— DATA SUPPLIED —
________
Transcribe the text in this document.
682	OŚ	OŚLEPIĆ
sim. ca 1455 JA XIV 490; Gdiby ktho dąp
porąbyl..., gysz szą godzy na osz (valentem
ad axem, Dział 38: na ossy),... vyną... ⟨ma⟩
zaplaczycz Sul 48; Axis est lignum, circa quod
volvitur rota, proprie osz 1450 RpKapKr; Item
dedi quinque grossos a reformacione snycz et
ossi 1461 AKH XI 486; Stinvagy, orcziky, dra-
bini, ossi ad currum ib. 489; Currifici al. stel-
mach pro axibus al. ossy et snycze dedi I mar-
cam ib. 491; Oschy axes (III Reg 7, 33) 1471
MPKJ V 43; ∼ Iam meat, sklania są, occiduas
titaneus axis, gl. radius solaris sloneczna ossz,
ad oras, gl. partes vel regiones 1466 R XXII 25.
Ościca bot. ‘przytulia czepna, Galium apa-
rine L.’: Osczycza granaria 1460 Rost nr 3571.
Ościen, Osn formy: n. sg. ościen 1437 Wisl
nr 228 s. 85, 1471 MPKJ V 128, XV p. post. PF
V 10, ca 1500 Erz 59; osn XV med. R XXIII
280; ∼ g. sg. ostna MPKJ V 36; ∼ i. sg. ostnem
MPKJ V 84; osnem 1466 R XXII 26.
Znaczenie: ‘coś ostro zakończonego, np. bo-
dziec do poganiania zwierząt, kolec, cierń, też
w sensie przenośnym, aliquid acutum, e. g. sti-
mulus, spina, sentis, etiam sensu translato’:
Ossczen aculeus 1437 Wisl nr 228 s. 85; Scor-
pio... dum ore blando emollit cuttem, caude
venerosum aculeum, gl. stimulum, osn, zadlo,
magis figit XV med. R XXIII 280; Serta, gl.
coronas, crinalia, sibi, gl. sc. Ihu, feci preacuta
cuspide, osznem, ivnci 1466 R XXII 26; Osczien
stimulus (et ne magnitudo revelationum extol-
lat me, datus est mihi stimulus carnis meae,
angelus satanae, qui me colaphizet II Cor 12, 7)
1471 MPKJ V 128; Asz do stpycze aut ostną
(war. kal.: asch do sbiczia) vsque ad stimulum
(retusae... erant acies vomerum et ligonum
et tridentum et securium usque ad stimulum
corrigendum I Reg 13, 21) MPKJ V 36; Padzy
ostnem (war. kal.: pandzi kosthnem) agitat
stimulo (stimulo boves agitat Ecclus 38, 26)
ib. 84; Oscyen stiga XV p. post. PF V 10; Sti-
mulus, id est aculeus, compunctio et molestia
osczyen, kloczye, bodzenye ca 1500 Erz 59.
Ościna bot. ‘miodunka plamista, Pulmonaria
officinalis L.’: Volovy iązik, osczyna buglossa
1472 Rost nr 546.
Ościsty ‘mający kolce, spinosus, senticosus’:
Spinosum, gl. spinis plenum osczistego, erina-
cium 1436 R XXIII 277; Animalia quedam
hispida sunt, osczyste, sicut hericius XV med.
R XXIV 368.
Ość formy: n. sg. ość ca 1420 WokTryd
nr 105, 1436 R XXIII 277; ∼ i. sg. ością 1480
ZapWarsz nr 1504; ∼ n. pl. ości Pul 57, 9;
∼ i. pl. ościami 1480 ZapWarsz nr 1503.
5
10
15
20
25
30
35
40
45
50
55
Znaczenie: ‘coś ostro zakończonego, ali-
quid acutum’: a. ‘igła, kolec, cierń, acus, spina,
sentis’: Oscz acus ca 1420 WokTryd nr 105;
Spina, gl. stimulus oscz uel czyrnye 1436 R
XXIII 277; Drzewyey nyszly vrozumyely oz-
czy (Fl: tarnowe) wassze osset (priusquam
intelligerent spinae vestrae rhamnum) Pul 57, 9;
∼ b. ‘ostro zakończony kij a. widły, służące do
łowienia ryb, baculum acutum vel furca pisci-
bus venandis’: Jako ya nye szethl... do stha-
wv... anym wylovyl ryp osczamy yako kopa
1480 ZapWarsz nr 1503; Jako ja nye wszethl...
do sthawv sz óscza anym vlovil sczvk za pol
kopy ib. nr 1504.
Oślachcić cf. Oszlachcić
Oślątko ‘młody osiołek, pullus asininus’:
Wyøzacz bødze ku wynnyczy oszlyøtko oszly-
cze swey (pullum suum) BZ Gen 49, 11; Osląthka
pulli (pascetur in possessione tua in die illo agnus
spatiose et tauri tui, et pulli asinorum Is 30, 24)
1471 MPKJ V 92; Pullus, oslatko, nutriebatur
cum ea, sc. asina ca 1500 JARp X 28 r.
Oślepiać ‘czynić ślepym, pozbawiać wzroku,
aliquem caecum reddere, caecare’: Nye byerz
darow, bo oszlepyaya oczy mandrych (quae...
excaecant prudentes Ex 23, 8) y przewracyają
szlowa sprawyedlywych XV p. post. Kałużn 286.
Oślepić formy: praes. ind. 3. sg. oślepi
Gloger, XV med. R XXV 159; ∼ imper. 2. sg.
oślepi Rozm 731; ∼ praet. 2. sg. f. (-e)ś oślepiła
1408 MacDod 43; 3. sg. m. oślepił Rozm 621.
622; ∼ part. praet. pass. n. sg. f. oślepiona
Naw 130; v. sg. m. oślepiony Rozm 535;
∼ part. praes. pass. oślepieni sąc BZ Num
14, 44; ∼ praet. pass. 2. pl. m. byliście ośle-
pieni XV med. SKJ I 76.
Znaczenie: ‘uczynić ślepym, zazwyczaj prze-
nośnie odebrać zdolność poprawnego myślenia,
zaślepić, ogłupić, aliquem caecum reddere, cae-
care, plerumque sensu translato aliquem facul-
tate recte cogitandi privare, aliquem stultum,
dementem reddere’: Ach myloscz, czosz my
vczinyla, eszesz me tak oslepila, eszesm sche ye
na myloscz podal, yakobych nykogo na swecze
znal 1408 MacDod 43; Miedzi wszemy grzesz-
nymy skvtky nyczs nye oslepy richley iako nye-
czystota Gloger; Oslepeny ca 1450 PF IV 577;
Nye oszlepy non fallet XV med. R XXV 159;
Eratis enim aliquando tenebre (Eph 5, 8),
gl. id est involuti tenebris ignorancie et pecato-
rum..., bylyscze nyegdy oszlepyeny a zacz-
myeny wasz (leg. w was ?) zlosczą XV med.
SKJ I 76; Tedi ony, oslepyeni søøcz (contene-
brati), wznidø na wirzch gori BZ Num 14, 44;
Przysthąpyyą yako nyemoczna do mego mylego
________
— TASK TO CARRY OUT —
Make an exact copy of the records.

— THE OUTPUT —
Transcribe the text in this document.
682	OŚ	OŚLEPIĆ
sim. ca 1455 JA XIV 490; Gdiby ktho dąp
porąbyl..., gysz szą godzy na osz (valentem
ad axem, Dział 38: na ossy),... vyną... ⟨ma⟩
zaplaczycz Sul 48; Axis est lignum, circa quod
volvitur rota, proprie osz 1450 RpKapKr; Item
dedi quinque grossos a reformacione snycz et
ossi 1461 AKH XI 486; Stinvagy, orcziky, dra-
bini, ossi ad currum ib. 489; Currifici al. stel-
mach pro axibus al. ossy et snycze dedi I mar-
cam ib. 491; Oschy axes (III Reg 7, 33) 1471
MPKJ V 43; ∼ Iam meat, sklania są, occiduas
titaneus axis, gl. radius solaris sloneczna ossz,
ad oras, gl. partes vel regiones 1466 R XXII 25.
Ościca bot. ‘przytulia czepna, Galium apa-
rine L.’: Osczycza granaria 1460 Rost nr 3571.
Ościen, Osn formy: n. sg. ościen 1437 Wisl
nr 228 s. 85, 1471 MPKJ V 128, XV p. post. PF
V 10, ca 1500 Erz 59; osn XV med. R XXIII
280; ∼ g. sg. ostna MPKJ V 36; ∼ i. sg. ostnem
MPKJ V 84; osnem 1466 R XXII 26.
Znaczenie: ‘coś ostro zakończonego, np. bo-
dziec do poganiania zwierząt, kolec, cierń, też
w sensie przenośnym, aliquid acutum, e. g. sti-
mulus, spina, sentis, etiam sensu translato’:
Ossczen aculeus 1437 Wisl nr 228 s. 85; Scor-
pio... dum ore blando emollit cuttem, caude
venerosum aculeum, gl. stimulum, osn, zadlo,
magis figit XV med. R XXIII 280; Serta, gl.
coronas, crinalia, sibi, gl. sc. Ihu, feci preacuta
cuspide, osznem, ivnci 1466 R XXII 26; Osczien
stimulus (et ne magnitudo revelationum extol-
lat me, datus est mihi stimulus carnis meae,
angelus satanae, qui me colaphizet II Cor 12, 7)
1471 MPKJ V 128; Asz do stpycze aut ostną
(war. kal.: asch do sbiczia) vsque ad stimulum
(retusae... erant acies vomerum et ligonum
et tridentum et securium usque ad stimulum
corrigendum I Reg 13, 21) MPKJ V 36; Padzy
ostnem (war. kal.: pandzi kosthnem) agitat
stimulo (stimulo boves agitat Ecclus 38, 26)
ib. 84; Oscyen stiga XV p. post. PF V 10; Sti-
mulus, id est aculeus, compunctio et molestia
osczyen, kloczye, bodzenye ca 1500 Erz 59.
Ościna bot. ‘miodunka plamista, Pulmonaria
officinalis L.’: Volovy iązik, osczyna buglossa
1472 Rost nr 546.
Ościsty ‘mający kolce, spinosus, senticosus’:
Spinosum, gl. spinis plenum osczistego, erina-
cium 1436 R XXIII 277; Animalia quedam
hispida sunt, osczyste, sicut hericius XV med.
R XXIV 368.
Ość formy: n. sg. ość ca 1420 WokTryd
nr 105, 1436 R XXIII 277; ∼ i. sg. ością 1480
ZapWarsz nr 1504; ∼ n. pl. ości Pul 57, 9;
∼ i. pl. ościami 1480 ZapWarsz nr 1503.
5
10
15
20
25
30
35
40
45
50
55
Znaczenie: ‘coś ostro zakończonego, ali-
quid acutum’: a. ‘igła, kolec, cierń, acus, spina,
sentis’: Oscz acus ca 1420 WokTryd nr 105;
Spina, gl. stimulus oscz uel czyrnye 1436 R
XXIII 277; Drzewyey nyszly vrozumyely oz-
czy (Fl: tarnowe) wassze osset (priusquam
intelligerent spinae vestrae rhamnum) Pul 57, 9;
∼ b. ‘ostro zakończony kij a. widły, służące do
łowienia ryb, baculum acutum vel furca pisci-
bus venandis’: Jako ya nye szethl... do stha-
wv... anym wylovyl ryp osczamy yako kopa
1480 ZapWarsz nr 1503; Jako ja nye wszethl...
do sthawv sz óscza anym vlovil sczvk za pol
kopy ib. nr 1504.
Oślachcić cf. Oszlachcić
Oślątko ‘młody osiołek, pullus asininus’:
Wyøzacz bødze ku wynnyczy oszlyøtko oszly-
cze swey (pullum suum) BZ Gen 49, 11; Osląthka
pulli (pascetur in possessione tua in die illo agnus
spatiose et tauri tui, et pulli asinorum Is 30, 24)
1471 MPKJ V 92; Pullus, oslatko, nutriebatur
cum ea, sc. asina ca 1500 JARp X 28 r.
Oślepiać ‘czynić ślepym, pozbawiać wzroku,
aliquem caecum reddere, caecare’: Nye byerz
darow, bo oszlepyaya oczy mandrych (quae...
excaecant prudentes Ex 23, 8) y przewracyają
szlowa sprawyedlywych XV p. post. Kałużn 286.
Oślepić formy: praes. ind. 3. sg. oślepi
Gloger, XV med. R XXV 159; ∼ imper. 2. sg.
oślepi Rozm 731; ∼ praet. 2. sg. f. (-e)ś oślepiła
1408 MacDod 43; 3. sg. m. oślepił Rozm 621.
622; ∼ part. praet. pass. n. sg. f. oślepiona
Naw 130; v. sg. m. oślepiony Rozm 535;
∼ part. praes. pass. oślepieni sąc BZ Num
14, 44; ∼ praet. pass. 2. pl. m. byliście ośle-
pieni XV med. SKJ I 76.
Znaczenie: ‘uczynić ślepym, zazwyczaj prze-
nośnie odebrać zdolność poprawnego myślenia,
zaślepić, ogłupić, aliquem caecum reddere, cae-
care, plerumque sensu translato aliquem facul-
tate recte cogitandi privare, aliquem stultum,
dementem reddere’: Ach myloscz, czosz my
vczinyla, eszesz me tak oslepila, eszesm sche ye
na myloscz podal, yakobych nykogo na swecze
znal 1408 MacDod 43; Miedzi wszemy grzesz-
nymy skvtky nyczs nye oslepy richley iako nye-
czystota Gloger; Oslepeny ca 1450 PF IV 577;
Nye oszlepy non fallet XV med. R XXV 159;
Eratis enim aliquando tenebre (Eph 5, 8),
gl. id est involuti tenebris ignorancie et pecato-
rum..., bylyscze nyegdy oszlepyeny a zacz-
myeny wasz (leg. w was ?) zlosczą XV med.
SKJ I 76; Tedi ony, oslepyeni søøcz (contene-
brati), wznidø na wirzch gori BZ Num 14, 44;
Przysthąpyyą yako nyemoczna do mego mylego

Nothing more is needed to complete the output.